* _Goal of the exercise_: Pictures stay out of the copy; restate everything else in the material exactly.

* _Entries supplied_:
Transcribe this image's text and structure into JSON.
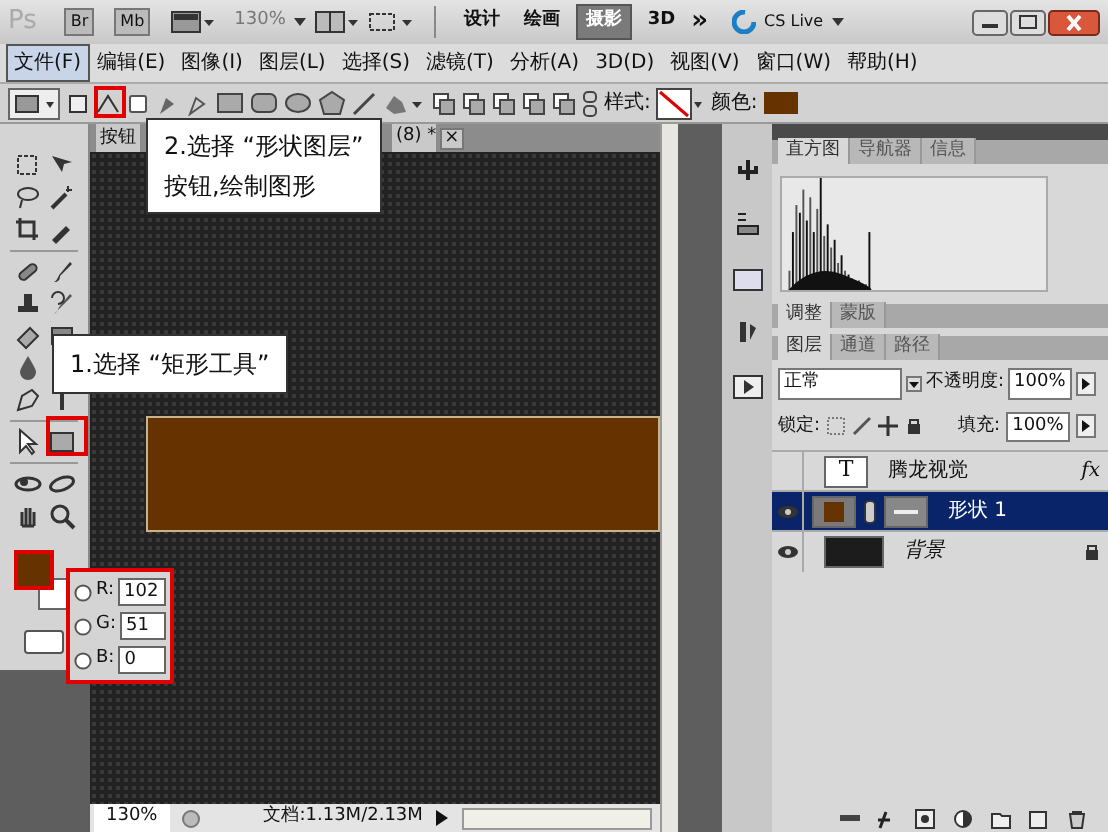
{
  "app": {
    "logo": "Ps",
    "bridge": "Br",
    "mini_bridge": "Mb",
    "zoom": "130%",
    "more": "»",
    "cs_live": "CS Live",
    "workspaces": [
      {
        "label": "设计",
        "selected": false
      },
      {
        "label": "绘画",
        "selected": false
      },
      {
        "label": "摄影",
        "selected": true
      },
      {
        "label": "3D",
        "selected": false
      }
    ]
  },
  "menu": [
    {
      "label": "文件(F)",
      "selected": true
    },
    {
      "label": "编辑(E)",
      "selected": false
    },
    {
      "label": "图像(I)",
      "selected": false
    },
    {
      "label": "图层(L)",
      "selected": false
    },
    {
      "label": "选择(S)",
      "selected": false
    },
    {
      "label": "滤镜(T)",
      "selected": false
    },
    {
      "label": "分析(A)",
      "selected": false
    },
    {
      "label": "3D(D)",
      "selected": false
    },
    {
      "label": "视图(V)",
      "selected": false
    },
    {
      "label": "窗口(W)",
      "selected": false
    },
    {
      "label": "帮助(H)",
      "selected": false
    }
  ],
  "options": {
    "style_label": "样式:",
    "color_label": "颜色:"
  },
  "document_tab": {
    "title": "按钮",
    "suffix": "(8) *",
    "close": "×"
  },
  "status": {
    "zoom": "130%",
    "doc": "文档:1.13M/2.13M"
  },
  "color_picker": {
    "fields": [
      {
        "label": "R:",
        "value": "102",
        "selected": false
      },
      {
        "label": "G:",
        "value": "51",
        "selected": false
      },
      {
        "label": "B:",
        "value": "0",
        "selected": false
      }
    ]
  },
  "panels": {
    "histogram_tabs": [
      {
        "label": "直方图",
        "selected": true
      },
      {
        "label": "导航器",
        "selected": false
      },
      {
        "label": "信息",
        "selected": false
      }
    ],
    "adjust_tabs": [
      {
        "label": "调整",
        "selected": true
      },
      {
        "label": "蒙版",
        "selected": false
      }
    ],
    "layers_tabs": [
      {
        "label": "图层",
        "selected": true
      },
      {
        "label": "通道",
        "selected": false
      },
      {
        "label": "路径",
        "selected": false
      }
    ]
  },
  "layers": {
    "blend_mode": "正常",
    "opacity_label": "不透明度:",
    "opacity": "100%",
    "lock_label": "锁定:",
    "fill_label": "填充:",
    "fill": "100%",
    "items": [
      {
        "name": "腾龙视觉",
        "kind": "text",
        "thumb": "T",
        "fx": "fx",
        "selected": false,
        "visible": false
      },
      {
        "name": "形状 1",
        "kind": "shape",
        "selected": true,
        "visible": true
      },
      {
        "name": "背景",
        "kind": "background",
        "selected": false,
        "visible": true,
        "locked": true
      }
    ]
  },
  "callouts": [
    {
      "lines": [
        "2.选择 “形状图层”",
        "按钮,绘制图形"
      ]
    },
    {
      "lines": [
        "1.选择 “矩形工具”"
      ]
    }
  ]
}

* _Written solution_:
Transcribe this image's text and structure into JSON.
{
  "app": {
    "logo": "Ps",
    "bridge": "Br",
    "mini_bridge": "Mb",
    "zoom": "130%",
    "more": "»",
    "cs_live": "CS Live",
    "workspaces": [
      {
        "label": "设计",
        "selected": false
      },
      {
        "label": "绘画",
        "selected": false
      },
      {
        "label": "摄影",
        "selected": true
      },
      {
        "label": "3D",
        "selected": false
      }
    ]
  },
  "menu": [
    {
      "label": "文件(F)",
      "selected": true
    },
    {
      "label": "编辑(E)",
      "selected": false
    },
    {
      "label": "图像(I)",
      "selected": false
    },
    {
      "label": "图层(L)",
      "selected": false
    },
    {
      "label": "选择(S)",
      "selected": false
    },
    {
      "label": "滤镜(T)",
      "selected": false
    },
    {
      "label": "分析(A)",
      "selected": false
    },
    {
      "label": "3D(D)",
      "selected": false
    },
    {
      "label": "视图(V)",
      "selected": false
    },
    {
      "label": "窗口(W)",
      "selected": false
    },
    {
      "label": "帮助(H)",
      "selected": false
    }
  ],
  "options": {
    "style_label": "样式:",
    "color_label": "颜色:"
  },
  "document_tab": {
    "title": "按钮",
    "suffix": "(8) *",
    "close": "×"
  },
  "status": {
    "zoom": "130%",
    "doc": "文档:1.13M/2.13M"
  },
  "color_picker": {
    "fields": [
      {
        "label": "R:",
        "value": "102",
        "selected": false
      },
      {
        "label": "G:",
        "value": "51",
        "selected": false
      },
      {
        "label": "B:",
        "value": "0",
        "selected": false
      }
    ]
  },
  "panels": {
    "histogram_tabs": [
      {
        "label": "直方图",
        "selected": true
      },
      {
        "label": "导航器",
        "selected": false
      },
      {
        "label": "信息",
        "selected": false
      }
    ],
    "adjust_tabs": [
      {
        "label": "调整",
        "selected": true
      },
      {
        "label": "蒙版",
        "selected": false
      }
    ],
    "layers_tabs": [
      {
        "label": "图层",
        "selected": true
      },
      {
        "label": "通道",
        "selected": false
      },
      {
        "label": "路径",
        "selected": false
      }
    ]
  },
  "layers": {
    "blend_mode": "正常",
    "opacity_label": "不透明度:",
    "opacity": "100%",
    "lock_label": "锁定:",
    "fill_label": "填充:",
    "fill": "100%",
    "items": [
      {
        "name": "腾龙视觉",
        "kind": "text",
        "thumb": "T",
        "fx": "fx",
        "selected": false,
        "visible": false
      },
      {
        "name": "形状 1",
        "kind": "shape",
        "selected": true,
        "visible": true
      },
      {
        "name": "背景",
        "kind": "background",
        "selected": false,
        "visible": true,
        "locked": true
      }
    ]
  },
  "callouts": [
    {
      "lines": [
        "2.选择 “形状图层”",
        "按钮,绘制图形"
      ]
    },
    {
      "lines": [
        "1.选择 “矩形工具”"
      ]
    }
  ]
}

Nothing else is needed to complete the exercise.